> Excerpt
+++

Rawling et al. (2003) concluded that during the early solidification stage, high porosity sandstone has an granular/particulate flow deformation mechanism, which is caused by particles rotating and rolling during grain-boundary frictional sliding. This results in the rearrangement of particles to form disaggregation bands [55,56]. The disaggregation zone can be further divided into the dilational band and compressive band. The dilational band is related to abnormally high pore fluid pressures, which is characterized by an increase in volume, and the porosity and permeability being significantly increased. In contrast, the compressive band has relatively poor properties compared to the host rocks. The disaggregation zone has little effect on the reservoir properties and some disaggregation zones become channels for the vertical fluid migration. In the post-solidification stage, the mechanism of fault deformation is cataclasis, which occurs when the frictional sliding of grain boundaries causes the grains to rotate and roll, resulting in the cataclastic flow and forming the cataclastic bands [14,20,57,58,59] (Figure 3a). Cataclastic bands widely develop in the damaged zone and have mineral composition similar to the host rocks. The grain size of the bands decreases to microscopic sizes and the sorting becomes poor. The thickness of a single cataclastic band is few millimeters and they are inhomogeneous along the strike and dip. The thickness of a cataclastic band cluster can be as large as few centimeters or few decimeters.

+++

> Data listing
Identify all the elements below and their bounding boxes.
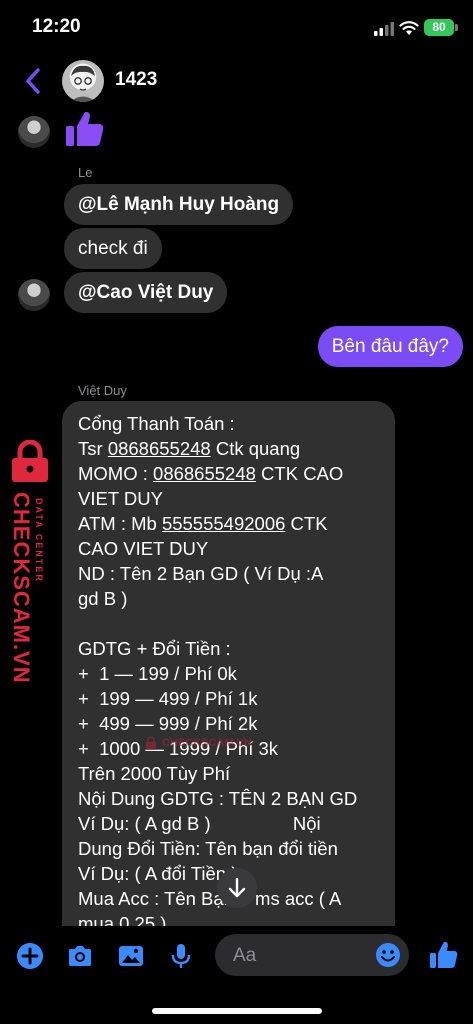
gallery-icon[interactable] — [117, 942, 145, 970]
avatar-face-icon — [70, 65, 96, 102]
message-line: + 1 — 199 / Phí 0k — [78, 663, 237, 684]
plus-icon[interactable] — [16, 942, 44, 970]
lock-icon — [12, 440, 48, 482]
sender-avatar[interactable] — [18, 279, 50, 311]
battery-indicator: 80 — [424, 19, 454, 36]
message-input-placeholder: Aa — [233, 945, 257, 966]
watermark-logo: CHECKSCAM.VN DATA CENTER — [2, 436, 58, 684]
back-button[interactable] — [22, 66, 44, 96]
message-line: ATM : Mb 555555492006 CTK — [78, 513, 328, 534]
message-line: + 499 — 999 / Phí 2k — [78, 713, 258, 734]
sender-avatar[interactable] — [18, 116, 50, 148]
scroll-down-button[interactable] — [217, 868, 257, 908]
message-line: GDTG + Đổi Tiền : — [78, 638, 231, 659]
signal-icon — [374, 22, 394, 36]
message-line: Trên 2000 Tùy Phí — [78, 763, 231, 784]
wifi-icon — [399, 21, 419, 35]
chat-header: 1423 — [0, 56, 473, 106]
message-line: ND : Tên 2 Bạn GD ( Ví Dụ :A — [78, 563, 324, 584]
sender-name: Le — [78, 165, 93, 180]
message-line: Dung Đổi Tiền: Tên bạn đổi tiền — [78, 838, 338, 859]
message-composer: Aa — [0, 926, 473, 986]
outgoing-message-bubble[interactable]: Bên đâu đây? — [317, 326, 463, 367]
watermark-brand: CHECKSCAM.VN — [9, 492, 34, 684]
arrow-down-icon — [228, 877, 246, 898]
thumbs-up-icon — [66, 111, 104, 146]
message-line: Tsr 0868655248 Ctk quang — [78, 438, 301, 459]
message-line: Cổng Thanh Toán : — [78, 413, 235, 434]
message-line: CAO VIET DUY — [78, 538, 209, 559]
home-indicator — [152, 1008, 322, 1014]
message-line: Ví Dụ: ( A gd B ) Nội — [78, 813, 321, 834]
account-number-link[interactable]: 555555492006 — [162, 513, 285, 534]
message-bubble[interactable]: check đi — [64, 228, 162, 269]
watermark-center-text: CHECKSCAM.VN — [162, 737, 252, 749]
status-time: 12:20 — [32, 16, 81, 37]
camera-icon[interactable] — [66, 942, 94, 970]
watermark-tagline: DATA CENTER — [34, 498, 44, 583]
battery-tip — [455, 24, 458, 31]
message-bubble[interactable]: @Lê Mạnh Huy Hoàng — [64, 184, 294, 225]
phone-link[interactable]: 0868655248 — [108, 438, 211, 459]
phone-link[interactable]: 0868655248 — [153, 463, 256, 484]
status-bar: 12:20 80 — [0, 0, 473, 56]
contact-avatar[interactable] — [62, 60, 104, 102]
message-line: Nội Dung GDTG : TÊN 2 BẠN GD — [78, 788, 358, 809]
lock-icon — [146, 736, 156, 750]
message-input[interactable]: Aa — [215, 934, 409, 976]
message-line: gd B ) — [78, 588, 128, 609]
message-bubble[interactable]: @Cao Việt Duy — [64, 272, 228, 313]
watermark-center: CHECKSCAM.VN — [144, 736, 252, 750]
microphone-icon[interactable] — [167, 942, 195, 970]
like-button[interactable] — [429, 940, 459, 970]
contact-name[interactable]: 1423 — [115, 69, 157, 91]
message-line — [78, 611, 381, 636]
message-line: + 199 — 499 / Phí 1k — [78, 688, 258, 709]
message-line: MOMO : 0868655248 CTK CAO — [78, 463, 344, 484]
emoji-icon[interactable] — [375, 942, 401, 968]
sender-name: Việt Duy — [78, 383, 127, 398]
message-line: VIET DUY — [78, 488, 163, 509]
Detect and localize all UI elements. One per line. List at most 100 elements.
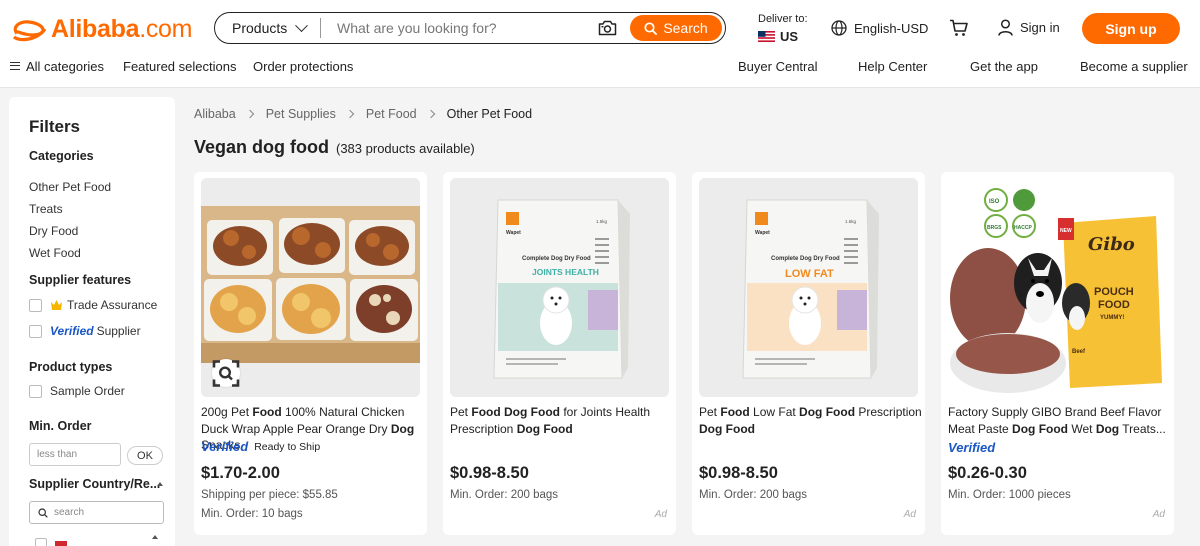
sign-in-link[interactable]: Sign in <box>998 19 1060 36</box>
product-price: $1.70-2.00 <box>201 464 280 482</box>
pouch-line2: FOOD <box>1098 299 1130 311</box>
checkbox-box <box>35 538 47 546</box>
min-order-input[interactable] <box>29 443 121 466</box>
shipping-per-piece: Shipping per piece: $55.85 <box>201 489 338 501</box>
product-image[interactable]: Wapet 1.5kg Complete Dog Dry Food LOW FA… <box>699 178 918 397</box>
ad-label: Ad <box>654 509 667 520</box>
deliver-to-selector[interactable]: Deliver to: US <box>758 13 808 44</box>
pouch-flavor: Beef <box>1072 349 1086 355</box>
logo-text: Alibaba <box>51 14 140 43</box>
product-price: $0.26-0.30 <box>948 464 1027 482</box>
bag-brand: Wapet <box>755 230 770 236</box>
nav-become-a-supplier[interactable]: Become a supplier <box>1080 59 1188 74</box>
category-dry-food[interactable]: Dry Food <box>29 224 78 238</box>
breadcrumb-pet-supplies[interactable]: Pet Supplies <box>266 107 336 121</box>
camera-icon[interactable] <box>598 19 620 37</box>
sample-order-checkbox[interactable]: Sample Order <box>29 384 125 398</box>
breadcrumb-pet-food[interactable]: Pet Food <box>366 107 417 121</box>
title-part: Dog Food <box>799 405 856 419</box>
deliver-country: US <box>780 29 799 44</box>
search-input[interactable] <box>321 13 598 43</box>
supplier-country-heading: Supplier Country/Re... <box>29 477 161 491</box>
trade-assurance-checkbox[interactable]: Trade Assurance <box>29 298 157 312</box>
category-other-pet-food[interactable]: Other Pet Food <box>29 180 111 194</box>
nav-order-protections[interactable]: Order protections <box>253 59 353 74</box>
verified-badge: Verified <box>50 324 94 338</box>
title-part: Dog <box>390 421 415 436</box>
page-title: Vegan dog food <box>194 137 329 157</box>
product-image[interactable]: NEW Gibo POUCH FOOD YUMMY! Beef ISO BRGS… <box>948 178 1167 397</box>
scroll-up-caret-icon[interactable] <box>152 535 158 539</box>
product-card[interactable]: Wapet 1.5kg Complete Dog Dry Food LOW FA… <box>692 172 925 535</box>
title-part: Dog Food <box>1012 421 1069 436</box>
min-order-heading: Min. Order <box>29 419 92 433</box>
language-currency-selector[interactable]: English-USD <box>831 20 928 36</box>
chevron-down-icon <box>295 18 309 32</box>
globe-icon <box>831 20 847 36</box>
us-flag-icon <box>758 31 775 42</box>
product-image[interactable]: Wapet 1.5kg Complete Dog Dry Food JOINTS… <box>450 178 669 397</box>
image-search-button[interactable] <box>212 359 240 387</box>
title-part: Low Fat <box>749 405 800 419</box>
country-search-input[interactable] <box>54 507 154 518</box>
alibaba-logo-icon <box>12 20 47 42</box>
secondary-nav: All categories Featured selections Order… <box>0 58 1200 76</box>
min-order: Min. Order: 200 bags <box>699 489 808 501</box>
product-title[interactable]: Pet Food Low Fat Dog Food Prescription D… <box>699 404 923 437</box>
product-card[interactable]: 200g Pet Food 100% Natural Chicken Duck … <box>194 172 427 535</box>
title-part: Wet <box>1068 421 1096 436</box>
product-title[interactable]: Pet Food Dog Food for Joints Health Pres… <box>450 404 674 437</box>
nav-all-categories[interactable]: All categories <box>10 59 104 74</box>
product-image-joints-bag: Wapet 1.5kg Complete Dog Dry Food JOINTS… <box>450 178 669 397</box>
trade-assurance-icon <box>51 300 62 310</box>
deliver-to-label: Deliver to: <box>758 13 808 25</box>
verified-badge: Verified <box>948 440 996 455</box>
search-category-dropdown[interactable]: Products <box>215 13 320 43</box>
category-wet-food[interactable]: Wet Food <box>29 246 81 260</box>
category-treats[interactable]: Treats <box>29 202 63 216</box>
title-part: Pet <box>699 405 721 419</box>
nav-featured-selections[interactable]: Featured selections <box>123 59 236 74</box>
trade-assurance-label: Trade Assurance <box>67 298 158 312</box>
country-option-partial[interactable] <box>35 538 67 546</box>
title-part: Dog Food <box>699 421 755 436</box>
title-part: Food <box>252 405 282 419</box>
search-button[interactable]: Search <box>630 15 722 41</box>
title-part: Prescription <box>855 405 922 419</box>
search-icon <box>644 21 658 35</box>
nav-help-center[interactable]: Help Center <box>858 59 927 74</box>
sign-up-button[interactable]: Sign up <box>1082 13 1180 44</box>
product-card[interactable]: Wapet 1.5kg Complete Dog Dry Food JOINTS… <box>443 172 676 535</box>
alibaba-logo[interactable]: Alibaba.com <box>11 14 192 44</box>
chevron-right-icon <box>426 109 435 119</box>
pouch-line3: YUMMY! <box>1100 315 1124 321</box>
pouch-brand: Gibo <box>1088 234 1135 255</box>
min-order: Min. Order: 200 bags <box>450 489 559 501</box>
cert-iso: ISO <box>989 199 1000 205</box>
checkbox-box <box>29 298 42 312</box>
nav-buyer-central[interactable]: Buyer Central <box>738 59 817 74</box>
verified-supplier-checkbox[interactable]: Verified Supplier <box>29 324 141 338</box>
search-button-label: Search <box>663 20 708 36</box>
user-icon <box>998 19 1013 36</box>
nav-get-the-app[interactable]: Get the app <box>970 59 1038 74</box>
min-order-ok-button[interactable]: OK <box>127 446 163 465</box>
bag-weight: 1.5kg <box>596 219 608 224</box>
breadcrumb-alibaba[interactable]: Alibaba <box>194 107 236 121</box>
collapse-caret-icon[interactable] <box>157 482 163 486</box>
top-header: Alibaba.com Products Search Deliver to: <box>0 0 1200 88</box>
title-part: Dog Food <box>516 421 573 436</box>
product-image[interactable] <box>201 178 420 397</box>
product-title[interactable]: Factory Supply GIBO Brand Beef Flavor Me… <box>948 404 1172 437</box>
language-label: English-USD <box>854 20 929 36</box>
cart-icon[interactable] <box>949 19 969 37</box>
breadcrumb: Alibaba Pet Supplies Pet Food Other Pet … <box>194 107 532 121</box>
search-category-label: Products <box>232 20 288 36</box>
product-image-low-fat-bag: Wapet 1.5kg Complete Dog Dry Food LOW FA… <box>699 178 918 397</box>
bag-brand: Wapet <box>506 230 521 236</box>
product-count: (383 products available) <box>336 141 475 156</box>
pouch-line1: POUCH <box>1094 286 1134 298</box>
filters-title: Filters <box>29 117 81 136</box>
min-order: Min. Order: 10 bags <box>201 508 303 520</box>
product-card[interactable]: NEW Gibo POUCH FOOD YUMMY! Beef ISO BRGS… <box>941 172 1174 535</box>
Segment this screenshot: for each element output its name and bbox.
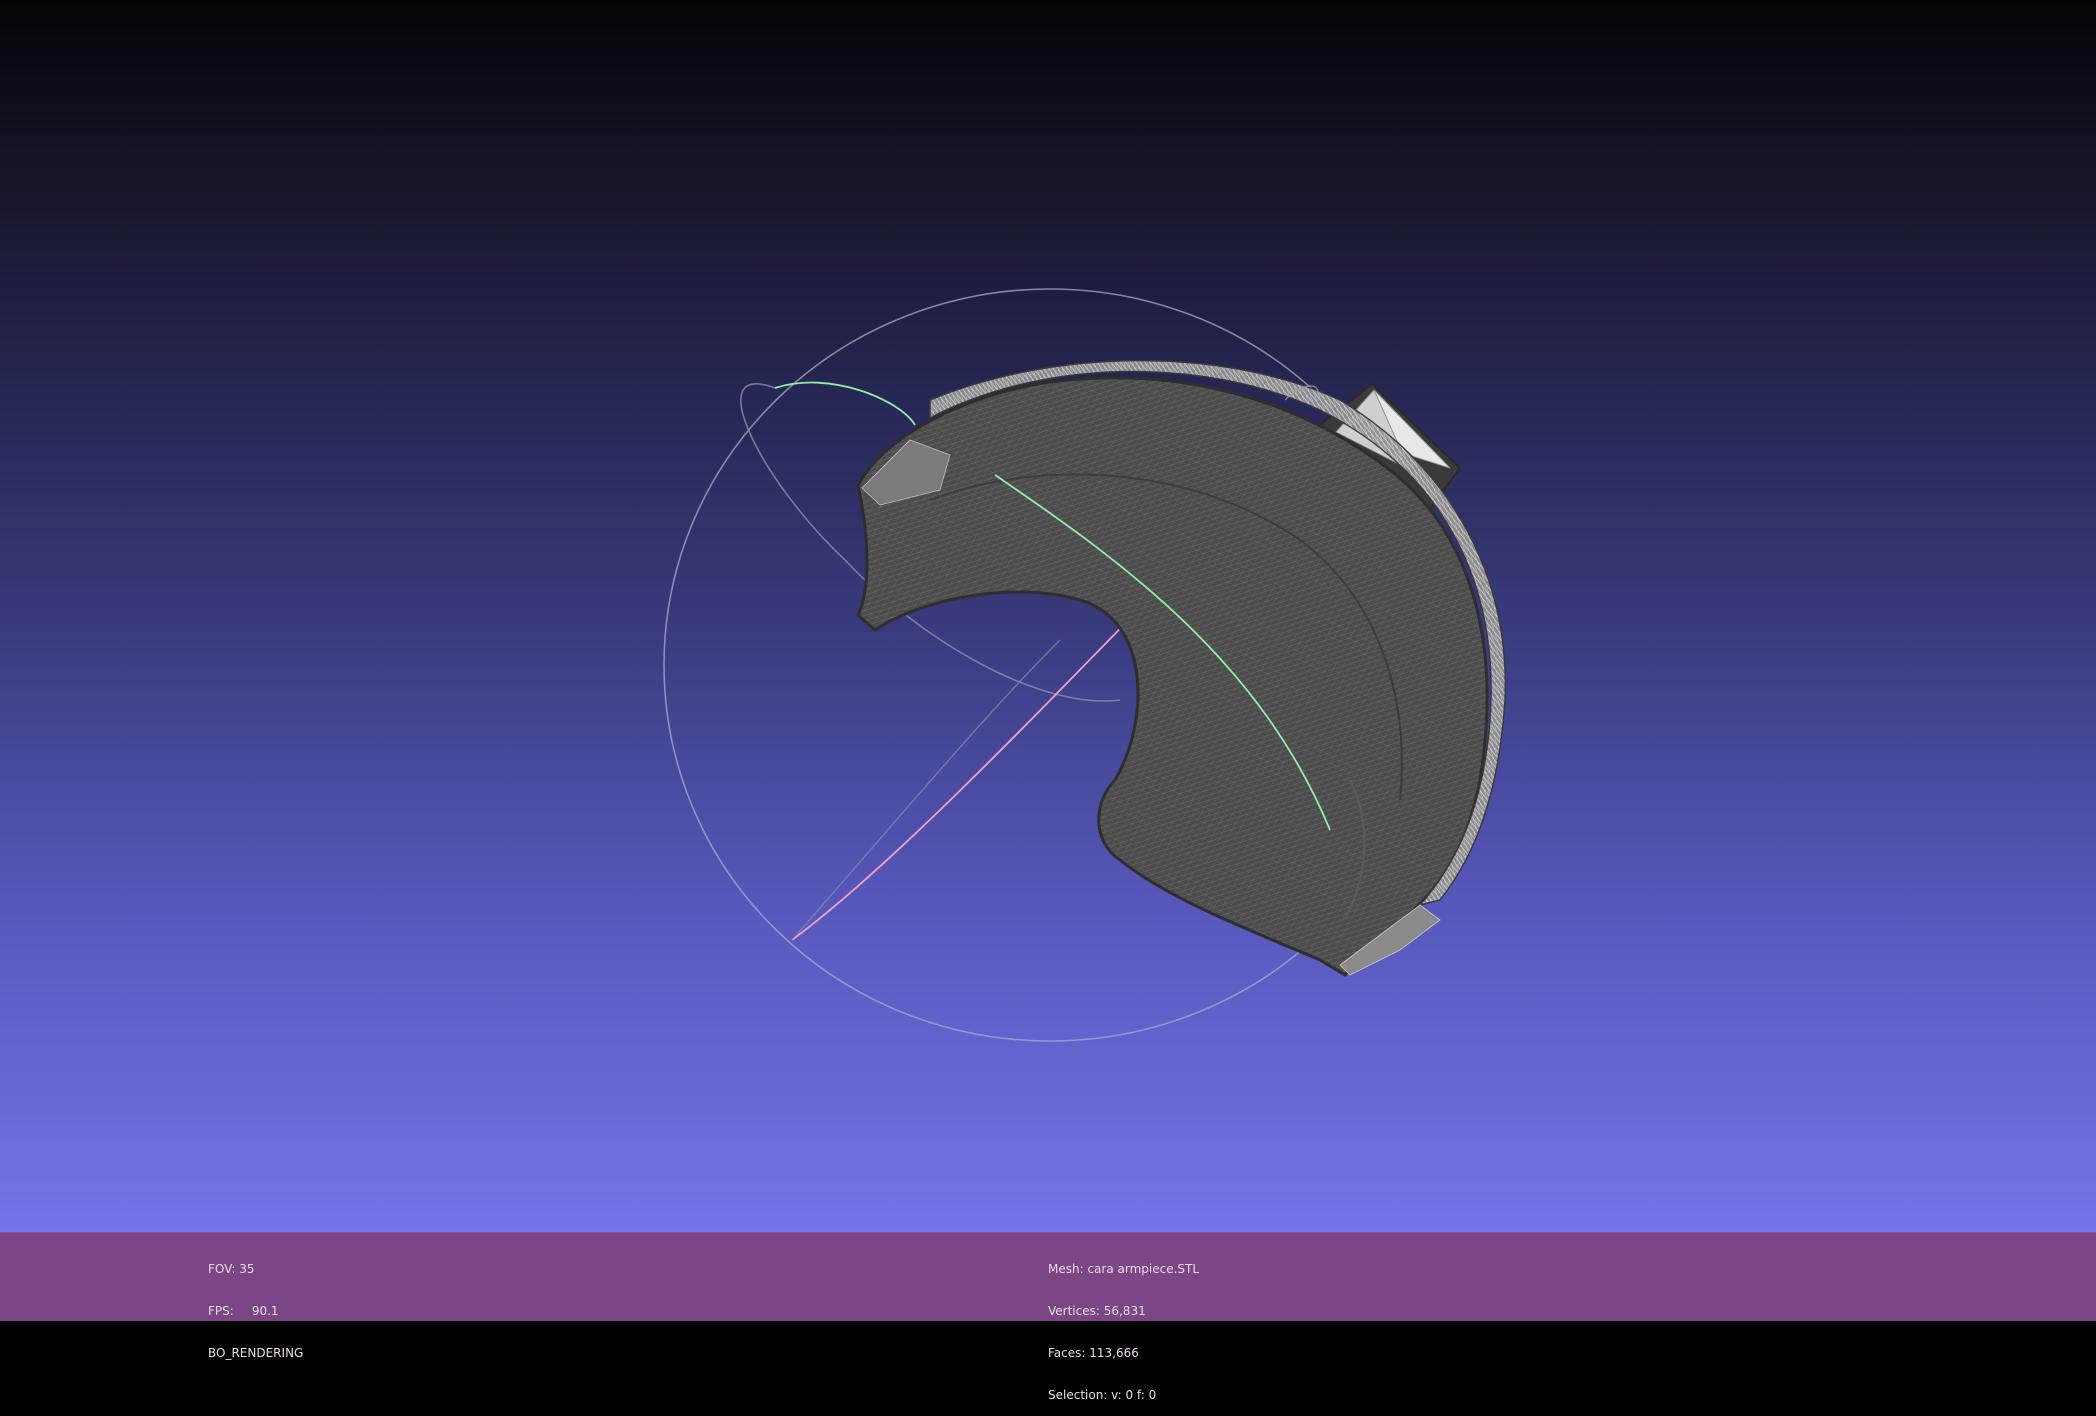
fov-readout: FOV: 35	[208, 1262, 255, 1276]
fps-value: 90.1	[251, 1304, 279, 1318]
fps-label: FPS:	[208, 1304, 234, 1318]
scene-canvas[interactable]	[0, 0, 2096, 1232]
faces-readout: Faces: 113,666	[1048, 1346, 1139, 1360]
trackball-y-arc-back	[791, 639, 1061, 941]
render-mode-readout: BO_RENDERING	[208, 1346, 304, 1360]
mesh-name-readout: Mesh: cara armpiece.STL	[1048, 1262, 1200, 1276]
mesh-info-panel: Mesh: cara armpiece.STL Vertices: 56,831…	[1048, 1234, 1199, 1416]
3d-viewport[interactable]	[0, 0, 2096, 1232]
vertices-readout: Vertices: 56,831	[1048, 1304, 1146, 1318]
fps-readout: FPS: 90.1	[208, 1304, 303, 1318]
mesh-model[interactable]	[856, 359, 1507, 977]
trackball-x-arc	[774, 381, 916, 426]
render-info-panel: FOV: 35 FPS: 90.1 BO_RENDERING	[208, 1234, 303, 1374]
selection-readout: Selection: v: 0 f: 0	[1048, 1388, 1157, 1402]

+++

> What you should do
Do the following statements agree with the passage on sandstone fault deformation? For each, answer yes or no and quote the deciding words of the passage.
1. The dilational band is marked by an increase in volume.
2. Cataclastic bands differ greatly in mineral composition from the host rocks.
3. The compressive band has better properties than the host rocks.
Base your answers on the passage on sandstone fault deformation alone, not on the data.

> Reply
1. Yes: "which is characterized by an increase in volume"
2. No: "have mineral composition similar to the host rocks"
3. No: "the compressive band has relatively poor properties compared to the host rocks"